## start DOCUMENT

American Transmission Company (ATC) had argued it was entitled to own part of the $490 million project in a complaint to the Federal Energy Regulatory Commission (FERC).
On Monday, FERC denied ATC’s complaint and said MISO, the Midwest’s electricity grid operator, was correct to distribute ownership of the transmission project as it did.
The 150-mile, 345 kV line is among a group of projects known as CapX2020, an effort by eleven utilities in Minnesota and the adjacent states to improve reliability and add wind power to the grid.
MISO split up ownership of the lines based on whose service territory they cross and whose equipment they connect to — in this case Xcel and a handful of smaller cooperatives and municipal utilities.
ATC challeged MISO’s decision after Xcel successfully argued to FERC that because it owns the LaCrosse substation, Xcel should own part of the Badger Coulee transmission line from LaCrosse to Madison.
The Wisconsin utility argued that the Twin Cities-to-LaCrosse and LaCrosse-to-Madison lines were essentially one project, and that as owner of the Madison substation ATC should have a share in the entire length.
FERC dismissed that arguement, saying that the two sections were separate projects, one approved in MISO’s 2008 transmission plan and the other part of MISO’s 2011 transmission plan.
“We are not persuaded by American Transmission’s argument that the Twin Cities – La Crosse Line and the La Crosse – Madison Line, together, form a single interconnection,” FERC concluded.
Transmission lines are among the most dependable utility investments, offering solid, steady returns from the time they are built, which is why they’ve attracted the interest of companies like Warren Buffet’s Berkshire Hathaway.
While the utilities are battling for hundreds of millions in projects, the stakes for electricity customers are considerably lower, says Chris Zumski Finke, a policy associate with Wind on the Wires.
“Really, it has very little impact on rate-payers. Even in the filings, ATC says these complaints aren’t going to interfere with the development timeline, they aren’t going to interfere with the costs to consumers.”

## end DOCUMENT
## start DATASET ROWS

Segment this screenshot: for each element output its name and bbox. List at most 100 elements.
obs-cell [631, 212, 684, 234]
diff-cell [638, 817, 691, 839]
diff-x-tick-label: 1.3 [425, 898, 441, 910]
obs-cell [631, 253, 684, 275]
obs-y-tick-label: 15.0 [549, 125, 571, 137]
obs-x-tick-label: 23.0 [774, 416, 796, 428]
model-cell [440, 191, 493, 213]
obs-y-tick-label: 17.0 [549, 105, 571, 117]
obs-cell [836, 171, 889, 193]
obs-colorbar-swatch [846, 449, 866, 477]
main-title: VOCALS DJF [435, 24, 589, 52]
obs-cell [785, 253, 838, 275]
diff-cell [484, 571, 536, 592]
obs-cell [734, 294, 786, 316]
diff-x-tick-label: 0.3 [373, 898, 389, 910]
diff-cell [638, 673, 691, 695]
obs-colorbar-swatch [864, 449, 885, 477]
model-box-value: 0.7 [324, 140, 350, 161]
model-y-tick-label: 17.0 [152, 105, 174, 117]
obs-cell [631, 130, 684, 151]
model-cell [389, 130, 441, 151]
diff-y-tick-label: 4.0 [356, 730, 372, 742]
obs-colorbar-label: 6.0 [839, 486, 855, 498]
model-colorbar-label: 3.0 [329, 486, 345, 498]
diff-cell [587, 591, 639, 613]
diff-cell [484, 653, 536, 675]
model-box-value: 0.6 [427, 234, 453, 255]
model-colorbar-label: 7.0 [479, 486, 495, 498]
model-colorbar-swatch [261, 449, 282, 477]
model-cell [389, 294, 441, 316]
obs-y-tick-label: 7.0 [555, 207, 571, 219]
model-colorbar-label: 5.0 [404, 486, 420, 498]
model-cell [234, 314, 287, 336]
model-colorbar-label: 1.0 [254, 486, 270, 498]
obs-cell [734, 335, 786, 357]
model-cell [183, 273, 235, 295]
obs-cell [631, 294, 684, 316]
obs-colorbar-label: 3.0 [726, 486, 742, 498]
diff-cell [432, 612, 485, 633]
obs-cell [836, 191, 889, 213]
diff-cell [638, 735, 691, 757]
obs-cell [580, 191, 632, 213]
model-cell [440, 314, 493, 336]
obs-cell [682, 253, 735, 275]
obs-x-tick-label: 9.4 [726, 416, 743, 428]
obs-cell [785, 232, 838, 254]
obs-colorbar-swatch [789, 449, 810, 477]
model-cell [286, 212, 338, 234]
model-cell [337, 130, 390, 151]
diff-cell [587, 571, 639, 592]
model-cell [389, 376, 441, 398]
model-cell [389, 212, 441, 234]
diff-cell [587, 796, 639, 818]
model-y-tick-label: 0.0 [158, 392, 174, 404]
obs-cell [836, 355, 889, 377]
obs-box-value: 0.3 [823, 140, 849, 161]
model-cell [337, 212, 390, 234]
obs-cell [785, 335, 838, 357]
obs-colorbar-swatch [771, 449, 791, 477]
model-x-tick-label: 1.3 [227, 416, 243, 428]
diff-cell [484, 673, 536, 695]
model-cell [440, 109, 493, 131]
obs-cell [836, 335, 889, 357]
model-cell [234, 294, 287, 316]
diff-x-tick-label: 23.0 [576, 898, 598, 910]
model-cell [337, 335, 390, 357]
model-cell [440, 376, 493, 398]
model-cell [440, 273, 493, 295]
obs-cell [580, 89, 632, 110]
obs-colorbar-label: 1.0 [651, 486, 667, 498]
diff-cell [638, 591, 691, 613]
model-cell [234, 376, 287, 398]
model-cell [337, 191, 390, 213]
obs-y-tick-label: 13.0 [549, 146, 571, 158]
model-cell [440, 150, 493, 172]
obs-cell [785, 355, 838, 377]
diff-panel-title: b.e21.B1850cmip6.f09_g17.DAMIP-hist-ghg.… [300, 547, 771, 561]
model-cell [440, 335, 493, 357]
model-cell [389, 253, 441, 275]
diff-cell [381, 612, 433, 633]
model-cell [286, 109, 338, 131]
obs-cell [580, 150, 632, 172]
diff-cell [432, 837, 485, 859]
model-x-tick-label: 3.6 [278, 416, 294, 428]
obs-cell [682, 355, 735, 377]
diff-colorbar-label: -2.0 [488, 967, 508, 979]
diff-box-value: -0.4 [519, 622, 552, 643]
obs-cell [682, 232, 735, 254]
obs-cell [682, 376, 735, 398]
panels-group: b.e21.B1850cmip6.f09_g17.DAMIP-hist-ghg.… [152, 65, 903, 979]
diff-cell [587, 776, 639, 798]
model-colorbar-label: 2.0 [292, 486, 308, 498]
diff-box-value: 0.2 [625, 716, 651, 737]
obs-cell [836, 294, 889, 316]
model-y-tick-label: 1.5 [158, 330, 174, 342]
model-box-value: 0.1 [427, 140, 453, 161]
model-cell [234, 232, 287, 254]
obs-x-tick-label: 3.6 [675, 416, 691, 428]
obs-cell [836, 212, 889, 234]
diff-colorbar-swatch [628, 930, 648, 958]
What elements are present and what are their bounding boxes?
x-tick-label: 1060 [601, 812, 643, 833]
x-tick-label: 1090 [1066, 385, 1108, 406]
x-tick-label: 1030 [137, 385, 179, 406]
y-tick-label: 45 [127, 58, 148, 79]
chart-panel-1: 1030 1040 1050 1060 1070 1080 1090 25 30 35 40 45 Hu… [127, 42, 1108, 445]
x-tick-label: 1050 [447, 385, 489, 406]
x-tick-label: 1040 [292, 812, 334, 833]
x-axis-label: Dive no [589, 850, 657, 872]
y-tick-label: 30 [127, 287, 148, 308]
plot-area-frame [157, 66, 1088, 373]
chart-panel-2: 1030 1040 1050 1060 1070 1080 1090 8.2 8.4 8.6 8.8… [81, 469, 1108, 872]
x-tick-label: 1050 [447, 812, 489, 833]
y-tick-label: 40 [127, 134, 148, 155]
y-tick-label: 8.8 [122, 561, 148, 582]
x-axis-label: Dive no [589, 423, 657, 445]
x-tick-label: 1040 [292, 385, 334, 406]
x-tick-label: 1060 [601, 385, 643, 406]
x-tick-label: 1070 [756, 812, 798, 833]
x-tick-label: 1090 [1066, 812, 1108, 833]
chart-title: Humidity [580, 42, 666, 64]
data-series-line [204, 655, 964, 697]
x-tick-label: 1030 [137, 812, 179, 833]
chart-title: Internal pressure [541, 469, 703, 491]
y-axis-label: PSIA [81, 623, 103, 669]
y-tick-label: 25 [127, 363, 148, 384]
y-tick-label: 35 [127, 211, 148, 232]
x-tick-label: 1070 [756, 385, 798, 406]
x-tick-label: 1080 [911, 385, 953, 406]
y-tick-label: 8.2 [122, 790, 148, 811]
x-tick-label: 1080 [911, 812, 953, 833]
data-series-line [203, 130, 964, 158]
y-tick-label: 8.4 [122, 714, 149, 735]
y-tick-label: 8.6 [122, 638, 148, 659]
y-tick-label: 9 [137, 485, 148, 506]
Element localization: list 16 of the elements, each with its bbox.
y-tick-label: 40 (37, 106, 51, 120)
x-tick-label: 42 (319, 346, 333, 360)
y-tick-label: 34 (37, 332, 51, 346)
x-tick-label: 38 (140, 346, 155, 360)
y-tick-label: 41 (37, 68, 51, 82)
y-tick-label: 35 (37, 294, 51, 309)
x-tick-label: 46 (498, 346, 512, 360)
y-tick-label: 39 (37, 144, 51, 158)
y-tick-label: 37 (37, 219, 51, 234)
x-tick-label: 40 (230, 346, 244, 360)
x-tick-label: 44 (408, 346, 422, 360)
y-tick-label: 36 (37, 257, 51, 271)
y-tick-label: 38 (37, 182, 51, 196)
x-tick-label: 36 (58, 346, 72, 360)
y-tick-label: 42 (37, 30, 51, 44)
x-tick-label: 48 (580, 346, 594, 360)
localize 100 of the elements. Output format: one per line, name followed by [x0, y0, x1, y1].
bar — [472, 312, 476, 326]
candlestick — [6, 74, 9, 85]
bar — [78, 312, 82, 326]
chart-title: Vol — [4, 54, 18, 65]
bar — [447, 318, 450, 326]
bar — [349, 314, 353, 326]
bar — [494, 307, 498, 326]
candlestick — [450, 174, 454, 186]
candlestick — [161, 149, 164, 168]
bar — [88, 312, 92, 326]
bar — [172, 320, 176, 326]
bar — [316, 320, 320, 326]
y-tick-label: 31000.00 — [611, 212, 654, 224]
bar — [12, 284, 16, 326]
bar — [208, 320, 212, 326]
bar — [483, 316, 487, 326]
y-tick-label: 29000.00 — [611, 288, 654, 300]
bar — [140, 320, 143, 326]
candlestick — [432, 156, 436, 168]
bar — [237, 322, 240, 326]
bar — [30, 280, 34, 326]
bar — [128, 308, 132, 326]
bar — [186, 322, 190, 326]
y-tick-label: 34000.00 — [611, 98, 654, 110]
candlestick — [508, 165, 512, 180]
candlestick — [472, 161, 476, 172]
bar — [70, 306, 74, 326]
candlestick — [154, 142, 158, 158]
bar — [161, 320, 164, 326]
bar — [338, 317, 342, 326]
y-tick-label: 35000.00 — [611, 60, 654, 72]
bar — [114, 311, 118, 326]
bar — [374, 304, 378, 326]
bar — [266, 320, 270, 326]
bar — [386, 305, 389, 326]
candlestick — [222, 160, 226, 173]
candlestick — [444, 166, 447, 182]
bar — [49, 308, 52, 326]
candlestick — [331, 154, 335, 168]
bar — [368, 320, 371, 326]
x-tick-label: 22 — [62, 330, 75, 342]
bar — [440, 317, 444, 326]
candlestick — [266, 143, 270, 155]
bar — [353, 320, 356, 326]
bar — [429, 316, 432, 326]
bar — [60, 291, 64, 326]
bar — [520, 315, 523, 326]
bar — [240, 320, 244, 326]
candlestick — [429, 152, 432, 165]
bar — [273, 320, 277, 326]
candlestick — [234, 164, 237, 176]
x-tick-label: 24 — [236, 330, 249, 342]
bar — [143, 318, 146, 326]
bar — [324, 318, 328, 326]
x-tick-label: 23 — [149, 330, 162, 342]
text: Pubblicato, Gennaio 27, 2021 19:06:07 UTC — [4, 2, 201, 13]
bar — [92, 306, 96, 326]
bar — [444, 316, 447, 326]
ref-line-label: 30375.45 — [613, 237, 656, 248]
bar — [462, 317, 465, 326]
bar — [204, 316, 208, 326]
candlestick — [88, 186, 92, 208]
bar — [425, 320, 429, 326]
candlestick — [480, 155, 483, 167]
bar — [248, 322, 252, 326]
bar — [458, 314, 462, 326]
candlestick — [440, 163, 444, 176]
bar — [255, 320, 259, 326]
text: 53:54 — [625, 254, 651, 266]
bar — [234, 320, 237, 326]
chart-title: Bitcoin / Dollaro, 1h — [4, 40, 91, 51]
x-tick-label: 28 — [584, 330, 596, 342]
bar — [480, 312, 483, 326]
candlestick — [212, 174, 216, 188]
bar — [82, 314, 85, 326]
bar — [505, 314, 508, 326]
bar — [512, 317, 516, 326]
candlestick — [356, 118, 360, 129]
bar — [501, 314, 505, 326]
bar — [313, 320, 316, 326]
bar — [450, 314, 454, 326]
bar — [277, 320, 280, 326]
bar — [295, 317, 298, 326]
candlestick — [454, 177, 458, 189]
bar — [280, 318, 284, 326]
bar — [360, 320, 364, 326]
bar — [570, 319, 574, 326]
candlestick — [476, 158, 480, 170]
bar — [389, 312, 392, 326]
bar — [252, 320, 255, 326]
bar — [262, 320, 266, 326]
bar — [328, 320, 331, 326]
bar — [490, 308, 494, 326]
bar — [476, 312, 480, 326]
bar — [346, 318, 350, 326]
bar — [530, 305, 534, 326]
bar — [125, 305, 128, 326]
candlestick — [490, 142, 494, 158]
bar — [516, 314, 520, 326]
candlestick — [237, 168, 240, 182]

## end DATASET ROWS

• TASKS TO PERFORM
a) Condense the paragraph of the transmission article that begins "The Wisconsin utility argued" into a single shorter sentence that keeps its main facts.
b) Set down, word for word, the stretch of the transmission article from "Transmission lines are" through "on the Wires.".
The entries have no connection to the transmission article.

• RESULTS
a) The Wisconsin utility claimed the Twin Cities-to-LaCrosse and LaCrosse-to-Madison lines were effectively one project, so as owner of the Madison substation, ATC deserved a share of the entire length.

b)
Transmission lines are among the most dependable utility investments, offering solid, steady returns from the time they are built, which is why they’ve attracted the interest of companies like Warren Buffet’s Berkshire Hathaway.
While the utilities are battling for hundreds of millions in projects, the stakes for electricity customers are considerably lower, says Chris Zumski Finke, a policy associate with Wind on the Wires.